> EXCERPTED DATA

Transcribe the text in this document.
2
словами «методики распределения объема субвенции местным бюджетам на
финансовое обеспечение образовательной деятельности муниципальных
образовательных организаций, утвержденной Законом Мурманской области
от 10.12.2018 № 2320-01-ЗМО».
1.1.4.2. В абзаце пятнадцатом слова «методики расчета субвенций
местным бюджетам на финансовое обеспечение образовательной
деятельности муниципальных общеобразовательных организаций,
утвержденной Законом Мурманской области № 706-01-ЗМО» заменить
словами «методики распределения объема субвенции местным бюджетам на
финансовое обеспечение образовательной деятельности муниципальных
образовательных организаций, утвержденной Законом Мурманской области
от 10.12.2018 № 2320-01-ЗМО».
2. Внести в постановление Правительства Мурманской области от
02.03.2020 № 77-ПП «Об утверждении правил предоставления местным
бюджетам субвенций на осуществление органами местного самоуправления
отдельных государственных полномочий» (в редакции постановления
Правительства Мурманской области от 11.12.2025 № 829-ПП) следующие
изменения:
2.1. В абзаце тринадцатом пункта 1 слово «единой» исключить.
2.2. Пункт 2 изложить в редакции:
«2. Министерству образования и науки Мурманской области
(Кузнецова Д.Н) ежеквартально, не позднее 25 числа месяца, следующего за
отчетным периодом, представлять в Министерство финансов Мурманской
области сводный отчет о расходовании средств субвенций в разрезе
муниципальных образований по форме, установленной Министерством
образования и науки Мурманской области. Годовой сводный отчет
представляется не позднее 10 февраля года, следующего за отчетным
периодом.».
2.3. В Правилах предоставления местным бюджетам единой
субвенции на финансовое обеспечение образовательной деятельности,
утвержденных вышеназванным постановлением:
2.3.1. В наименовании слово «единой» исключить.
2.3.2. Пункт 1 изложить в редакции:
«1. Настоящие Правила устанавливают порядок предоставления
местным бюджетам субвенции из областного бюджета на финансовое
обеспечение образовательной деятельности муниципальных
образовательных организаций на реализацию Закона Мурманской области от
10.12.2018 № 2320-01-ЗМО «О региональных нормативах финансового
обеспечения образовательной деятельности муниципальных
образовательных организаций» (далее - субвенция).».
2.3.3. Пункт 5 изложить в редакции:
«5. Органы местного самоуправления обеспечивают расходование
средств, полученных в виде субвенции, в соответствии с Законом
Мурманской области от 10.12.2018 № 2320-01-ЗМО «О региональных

> TASK GOAL
How many of the lines above hold the word "единой"? Give only that number.

> COMPLETE RESPONSE
3